## start SOURCE RECORDS
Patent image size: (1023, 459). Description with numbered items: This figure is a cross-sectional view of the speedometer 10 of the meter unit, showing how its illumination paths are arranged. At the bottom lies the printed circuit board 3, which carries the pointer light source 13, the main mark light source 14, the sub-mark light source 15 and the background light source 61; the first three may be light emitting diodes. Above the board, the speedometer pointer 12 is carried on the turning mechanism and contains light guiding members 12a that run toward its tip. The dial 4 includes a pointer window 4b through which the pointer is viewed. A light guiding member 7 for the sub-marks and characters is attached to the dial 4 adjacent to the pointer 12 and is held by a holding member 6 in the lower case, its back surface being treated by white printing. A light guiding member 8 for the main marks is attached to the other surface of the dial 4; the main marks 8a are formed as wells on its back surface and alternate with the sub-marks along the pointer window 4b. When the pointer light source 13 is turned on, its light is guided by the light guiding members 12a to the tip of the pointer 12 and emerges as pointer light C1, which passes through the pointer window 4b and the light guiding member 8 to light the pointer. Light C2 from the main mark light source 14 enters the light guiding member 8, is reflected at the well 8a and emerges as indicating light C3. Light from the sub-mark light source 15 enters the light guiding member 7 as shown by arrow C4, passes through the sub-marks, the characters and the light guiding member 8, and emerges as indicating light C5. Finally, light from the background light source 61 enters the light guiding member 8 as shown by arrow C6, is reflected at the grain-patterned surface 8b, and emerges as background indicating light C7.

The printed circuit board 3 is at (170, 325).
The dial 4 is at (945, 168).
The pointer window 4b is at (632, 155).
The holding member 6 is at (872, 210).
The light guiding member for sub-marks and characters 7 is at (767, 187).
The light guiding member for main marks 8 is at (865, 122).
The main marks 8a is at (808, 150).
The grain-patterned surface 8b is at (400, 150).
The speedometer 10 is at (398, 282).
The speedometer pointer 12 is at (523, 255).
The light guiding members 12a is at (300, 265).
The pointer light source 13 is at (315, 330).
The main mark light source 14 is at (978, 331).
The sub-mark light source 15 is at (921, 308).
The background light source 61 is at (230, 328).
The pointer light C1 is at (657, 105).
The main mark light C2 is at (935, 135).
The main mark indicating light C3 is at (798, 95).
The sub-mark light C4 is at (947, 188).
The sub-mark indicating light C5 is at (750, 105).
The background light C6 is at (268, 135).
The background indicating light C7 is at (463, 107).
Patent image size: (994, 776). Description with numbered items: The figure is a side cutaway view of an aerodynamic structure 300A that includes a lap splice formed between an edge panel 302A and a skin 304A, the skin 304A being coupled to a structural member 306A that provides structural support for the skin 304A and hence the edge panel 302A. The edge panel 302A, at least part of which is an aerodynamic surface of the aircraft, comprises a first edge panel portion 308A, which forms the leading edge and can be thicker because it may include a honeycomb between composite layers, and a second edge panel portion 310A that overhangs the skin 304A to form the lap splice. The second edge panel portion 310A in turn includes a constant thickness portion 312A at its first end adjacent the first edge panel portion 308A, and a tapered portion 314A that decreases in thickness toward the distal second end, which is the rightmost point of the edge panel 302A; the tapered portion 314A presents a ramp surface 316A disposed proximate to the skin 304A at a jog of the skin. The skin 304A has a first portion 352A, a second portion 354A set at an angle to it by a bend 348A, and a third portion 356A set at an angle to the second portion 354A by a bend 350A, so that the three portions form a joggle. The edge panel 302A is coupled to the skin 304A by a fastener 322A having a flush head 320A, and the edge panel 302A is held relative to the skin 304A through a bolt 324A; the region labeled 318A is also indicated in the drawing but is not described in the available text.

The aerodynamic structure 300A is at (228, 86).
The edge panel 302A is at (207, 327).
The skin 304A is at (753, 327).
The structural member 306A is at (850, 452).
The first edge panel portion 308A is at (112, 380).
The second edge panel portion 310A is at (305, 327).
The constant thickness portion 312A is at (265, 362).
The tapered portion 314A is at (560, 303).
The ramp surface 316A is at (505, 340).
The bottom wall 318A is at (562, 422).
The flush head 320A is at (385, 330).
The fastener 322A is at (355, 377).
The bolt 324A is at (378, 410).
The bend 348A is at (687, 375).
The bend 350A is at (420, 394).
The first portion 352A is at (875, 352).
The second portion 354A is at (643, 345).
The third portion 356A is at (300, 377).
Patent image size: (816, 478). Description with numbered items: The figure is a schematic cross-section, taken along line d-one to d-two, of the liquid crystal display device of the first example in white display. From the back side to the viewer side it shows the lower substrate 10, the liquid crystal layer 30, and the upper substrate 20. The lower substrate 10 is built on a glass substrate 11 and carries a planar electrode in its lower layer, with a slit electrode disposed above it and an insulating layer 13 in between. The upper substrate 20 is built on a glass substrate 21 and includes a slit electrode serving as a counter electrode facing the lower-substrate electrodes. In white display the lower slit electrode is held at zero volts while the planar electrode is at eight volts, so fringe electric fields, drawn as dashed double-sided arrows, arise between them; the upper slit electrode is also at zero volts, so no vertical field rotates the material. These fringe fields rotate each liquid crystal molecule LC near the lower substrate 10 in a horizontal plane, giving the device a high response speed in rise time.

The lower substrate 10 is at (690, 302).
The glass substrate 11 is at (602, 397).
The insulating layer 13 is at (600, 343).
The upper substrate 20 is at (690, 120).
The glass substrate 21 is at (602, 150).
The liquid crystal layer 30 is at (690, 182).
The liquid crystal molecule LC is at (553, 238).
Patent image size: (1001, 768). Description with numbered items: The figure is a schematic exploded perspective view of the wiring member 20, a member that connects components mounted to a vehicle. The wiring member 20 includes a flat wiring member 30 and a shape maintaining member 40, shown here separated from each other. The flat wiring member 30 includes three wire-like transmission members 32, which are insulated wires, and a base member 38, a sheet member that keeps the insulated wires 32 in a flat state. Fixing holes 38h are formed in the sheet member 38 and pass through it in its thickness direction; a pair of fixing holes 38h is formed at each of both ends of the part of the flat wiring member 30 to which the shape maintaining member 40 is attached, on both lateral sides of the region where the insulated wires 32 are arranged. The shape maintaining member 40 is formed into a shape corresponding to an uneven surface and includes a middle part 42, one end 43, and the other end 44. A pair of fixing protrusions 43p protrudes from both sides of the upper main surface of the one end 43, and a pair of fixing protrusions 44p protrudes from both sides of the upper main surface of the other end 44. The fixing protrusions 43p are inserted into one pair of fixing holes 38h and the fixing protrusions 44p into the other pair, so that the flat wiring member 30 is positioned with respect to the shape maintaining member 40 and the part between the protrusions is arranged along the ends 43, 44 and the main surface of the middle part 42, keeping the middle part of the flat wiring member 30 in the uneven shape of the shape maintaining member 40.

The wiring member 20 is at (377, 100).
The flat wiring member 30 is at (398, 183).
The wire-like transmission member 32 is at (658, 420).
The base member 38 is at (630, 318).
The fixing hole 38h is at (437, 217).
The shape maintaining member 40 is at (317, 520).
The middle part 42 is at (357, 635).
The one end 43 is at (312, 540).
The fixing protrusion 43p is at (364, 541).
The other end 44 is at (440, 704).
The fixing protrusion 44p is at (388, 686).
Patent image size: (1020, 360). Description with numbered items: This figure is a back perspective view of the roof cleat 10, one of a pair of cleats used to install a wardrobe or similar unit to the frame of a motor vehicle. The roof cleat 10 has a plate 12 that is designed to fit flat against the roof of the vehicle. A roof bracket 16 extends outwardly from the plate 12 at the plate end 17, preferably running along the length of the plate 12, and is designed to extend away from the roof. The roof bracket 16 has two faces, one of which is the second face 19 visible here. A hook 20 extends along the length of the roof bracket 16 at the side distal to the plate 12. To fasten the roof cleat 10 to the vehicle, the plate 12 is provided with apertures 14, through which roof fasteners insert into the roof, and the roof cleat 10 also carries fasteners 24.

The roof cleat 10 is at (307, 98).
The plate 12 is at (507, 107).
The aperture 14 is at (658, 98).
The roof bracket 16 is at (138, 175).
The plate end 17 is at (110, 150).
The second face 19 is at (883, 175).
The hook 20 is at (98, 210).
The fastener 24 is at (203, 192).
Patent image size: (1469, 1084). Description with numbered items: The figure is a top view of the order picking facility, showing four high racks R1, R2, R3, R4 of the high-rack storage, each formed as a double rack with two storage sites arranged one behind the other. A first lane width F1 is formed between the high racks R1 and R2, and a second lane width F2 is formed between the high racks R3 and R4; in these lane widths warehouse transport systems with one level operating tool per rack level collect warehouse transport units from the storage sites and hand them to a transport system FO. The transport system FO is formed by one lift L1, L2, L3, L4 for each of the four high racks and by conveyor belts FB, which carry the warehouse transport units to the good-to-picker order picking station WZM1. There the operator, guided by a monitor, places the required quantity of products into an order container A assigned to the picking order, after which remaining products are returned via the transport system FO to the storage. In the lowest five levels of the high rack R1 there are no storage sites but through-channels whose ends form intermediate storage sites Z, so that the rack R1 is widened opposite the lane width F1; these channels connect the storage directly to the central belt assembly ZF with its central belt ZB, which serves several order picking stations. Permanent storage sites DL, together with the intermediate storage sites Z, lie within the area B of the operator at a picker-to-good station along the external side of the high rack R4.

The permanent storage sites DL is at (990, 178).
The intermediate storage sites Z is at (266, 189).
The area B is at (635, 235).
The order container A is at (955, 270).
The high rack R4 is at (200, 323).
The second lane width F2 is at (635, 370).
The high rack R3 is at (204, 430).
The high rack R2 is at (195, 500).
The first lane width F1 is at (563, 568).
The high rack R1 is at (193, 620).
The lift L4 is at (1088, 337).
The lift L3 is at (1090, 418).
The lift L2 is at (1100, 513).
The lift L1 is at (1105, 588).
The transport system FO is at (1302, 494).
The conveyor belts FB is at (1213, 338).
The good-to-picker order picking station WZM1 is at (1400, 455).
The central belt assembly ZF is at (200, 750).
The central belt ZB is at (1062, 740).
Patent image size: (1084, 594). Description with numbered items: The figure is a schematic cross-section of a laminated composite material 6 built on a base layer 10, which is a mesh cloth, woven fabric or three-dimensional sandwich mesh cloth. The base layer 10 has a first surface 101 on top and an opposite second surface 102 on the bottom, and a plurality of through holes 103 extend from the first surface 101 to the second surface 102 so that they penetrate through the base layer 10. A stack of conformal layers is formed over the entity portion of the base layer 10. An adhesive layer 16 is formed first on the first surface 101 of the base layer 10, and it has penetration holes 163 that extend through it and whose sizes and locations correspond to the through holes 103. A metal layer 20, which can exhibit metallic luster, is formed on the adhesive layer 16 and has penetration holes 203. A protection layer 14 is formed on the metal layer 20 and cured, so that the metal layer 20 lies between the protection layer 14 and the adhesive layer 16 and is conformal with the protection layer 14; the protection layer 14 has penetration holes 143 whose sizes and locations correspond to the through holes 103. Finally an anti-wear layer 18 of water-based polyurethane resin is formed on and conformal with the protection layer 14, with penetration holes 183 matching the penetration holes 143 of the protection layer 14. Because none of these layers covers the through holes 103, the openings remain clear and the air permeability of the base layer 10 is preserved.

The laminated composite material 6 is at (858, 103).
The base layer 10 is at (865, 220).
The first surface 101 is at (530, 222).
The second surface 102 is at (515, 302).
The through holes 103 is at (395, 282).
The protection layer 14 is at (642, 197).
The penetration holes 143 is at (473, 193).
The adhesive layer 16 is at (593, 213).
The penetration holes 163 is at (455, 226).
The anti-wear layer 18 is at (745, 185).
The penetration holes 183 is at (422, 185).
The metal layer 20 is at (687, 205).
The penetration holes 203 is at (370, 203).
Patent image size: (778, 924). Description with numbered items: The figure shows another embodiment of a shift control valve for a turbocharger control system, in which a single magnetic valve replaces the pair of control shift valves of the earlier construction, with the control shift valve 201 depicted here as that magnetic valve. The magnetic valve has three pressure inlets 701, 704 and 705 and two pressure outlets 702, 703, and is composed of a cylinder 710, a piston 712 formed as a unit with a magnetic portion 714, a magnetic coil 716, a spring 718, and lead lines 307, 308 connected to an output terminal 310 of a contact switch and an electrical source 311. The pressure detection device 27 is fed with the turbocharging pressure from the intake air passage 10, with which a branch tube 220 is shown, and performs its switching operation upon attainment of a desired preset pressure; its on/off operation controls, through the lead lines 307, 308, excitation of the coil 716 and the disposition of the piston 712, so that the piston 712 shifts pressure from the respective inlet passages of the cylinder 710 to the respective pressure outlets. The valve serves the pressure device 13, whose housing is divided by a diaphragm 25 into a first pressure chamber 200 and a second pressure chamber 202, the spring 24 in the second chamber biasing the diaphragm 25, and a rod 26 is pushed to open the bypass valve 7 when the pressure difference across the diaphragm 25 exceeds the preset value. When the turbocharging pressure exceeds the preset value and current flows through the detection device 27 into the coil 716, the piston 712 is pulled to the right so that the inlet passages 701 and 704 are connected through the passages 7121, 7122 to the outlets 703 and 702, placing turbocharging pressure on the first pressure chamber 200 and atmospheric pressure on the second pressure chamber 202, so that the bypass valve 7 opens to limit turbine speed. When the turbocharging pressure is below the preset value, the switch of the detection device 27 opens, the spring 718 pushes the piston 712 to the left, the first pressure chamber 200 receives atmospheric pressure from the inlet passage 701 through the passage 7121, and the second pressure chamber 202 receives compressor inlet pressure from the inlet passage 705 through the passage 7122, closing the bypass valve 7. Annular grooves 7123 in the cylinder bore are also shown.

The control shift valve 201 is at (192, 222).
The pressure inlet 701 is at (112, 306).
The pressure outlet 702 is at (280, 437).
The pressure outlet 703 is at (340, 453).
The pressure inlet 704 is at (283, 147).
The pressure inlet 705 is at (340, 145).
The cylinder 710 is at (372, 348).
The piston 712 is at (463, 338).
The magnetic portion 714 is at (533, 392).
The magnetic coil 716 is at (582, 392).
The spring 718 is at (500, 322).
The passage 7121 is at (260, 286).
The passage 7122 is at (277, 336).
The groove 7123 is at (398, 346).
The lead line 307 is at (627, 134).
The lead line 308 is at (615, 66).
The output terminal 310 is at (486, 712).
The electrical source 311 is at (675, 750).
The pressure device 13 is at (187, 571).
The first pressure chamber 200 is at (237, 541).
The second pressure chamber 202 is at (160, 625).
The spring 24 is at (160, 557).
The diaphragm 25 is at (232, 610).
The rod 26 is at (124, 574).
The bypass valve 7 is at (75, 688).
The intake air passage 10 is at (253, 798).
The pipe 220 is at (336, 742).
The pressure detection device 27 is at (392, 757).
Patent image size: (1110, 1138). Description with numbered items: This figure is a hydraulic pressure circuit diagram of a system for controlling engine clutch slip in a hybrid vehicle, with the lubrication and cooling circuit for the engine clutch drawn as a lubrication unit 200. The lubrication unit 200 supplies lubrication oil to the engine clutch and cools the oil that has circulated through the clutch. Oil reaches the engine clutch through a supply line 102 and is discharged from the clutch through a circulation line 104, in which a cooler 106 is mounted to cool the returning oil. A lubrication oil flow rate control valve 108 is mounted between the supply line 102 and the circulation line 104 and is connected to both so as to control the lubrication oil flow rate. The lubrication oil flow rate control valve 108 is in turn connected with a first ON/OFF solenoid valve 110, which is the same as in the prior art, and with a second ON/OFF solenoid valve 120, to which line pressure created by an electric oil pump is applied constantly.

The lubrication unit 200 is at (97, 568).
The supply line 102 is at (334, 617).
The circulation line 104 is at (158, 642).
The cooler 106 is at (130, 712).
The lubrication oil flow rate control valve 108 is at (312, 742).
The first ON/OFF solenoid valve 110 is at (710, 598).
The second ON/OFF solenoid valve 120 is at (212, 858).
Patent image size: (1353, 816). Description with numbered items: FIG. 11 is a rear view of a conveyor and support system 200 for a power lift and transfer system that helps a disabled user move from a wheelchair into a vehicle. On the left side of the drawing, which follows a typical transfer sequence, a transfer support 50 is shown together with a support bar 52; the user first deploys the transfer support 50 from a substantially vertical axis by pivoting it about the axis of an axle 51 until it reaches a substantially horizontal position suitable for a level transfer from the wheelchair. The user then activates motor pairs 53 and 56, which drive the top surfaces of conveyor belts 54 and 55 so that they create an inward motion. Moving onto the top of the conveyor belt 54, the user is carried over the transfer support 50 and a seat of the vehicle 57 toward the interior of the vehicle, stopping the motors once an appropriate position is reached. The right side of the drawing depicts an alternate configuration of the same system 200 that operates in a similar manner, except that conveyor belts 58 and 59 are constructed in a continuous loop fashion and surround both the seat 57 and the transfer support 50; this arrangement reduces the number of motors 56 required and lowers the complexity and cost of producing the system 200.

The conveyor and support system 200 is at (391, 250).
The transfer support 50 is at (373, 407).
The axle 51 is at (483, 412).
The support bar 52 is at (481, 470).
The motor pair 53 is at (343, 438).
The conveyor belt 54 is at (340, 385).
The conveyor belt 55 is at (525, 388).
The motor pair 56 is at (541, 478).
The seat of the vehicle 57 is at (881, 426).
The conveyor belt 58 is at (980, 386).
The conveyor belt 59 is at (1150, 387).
## end SOURCE RECORDS
Write out the stretch of data from the line containing "Patent image size: (1353, 816)." through the line containing "The conveyor and", both of those lines included, with nothing changed.

*TASK ANSWER*
Patent image size: (1353, 816). Description with numbered items: FIG. 11 is a rear view of a conveyor and support system 200 for a power lift and transfer system that helps a disabled user move from a wheelchair into a vehicle. On the left side of the drawing, which follows a typical transfer sequence, a transfer support 50 is shown together with a support bar 52; the user first deploys the transfer support 50 from a substantially vertical axis by pivoting it about the axis of an axle 51 until it reaches a substantially horizontal position suitable for a level transfer from the wheelchair. The user then activates motor pairs 53 and 56, which drive the top surfaces of conveyor belts 54 and 55 so that they create an inward motion. Moving onto the top of the conveyor belt 54, the user is carried over the transfer support 50 and a seat of the vehicle 57 toward the interior of the vehicle, stopping the motors once an appropriate position is reached. The right side of the drawing depicts an alternate configuration of the same system 200 that operates in a similar manner, except that conveyor belts 58 and 59 are constructed in a continuous loop fashion and surround both the seat 57 and the transfer support 50; this arrangement reduces the number of motors 56 required and lowers the complexity and cost of producing the system 200.

The conveyor and support system 200 is at (391, 250).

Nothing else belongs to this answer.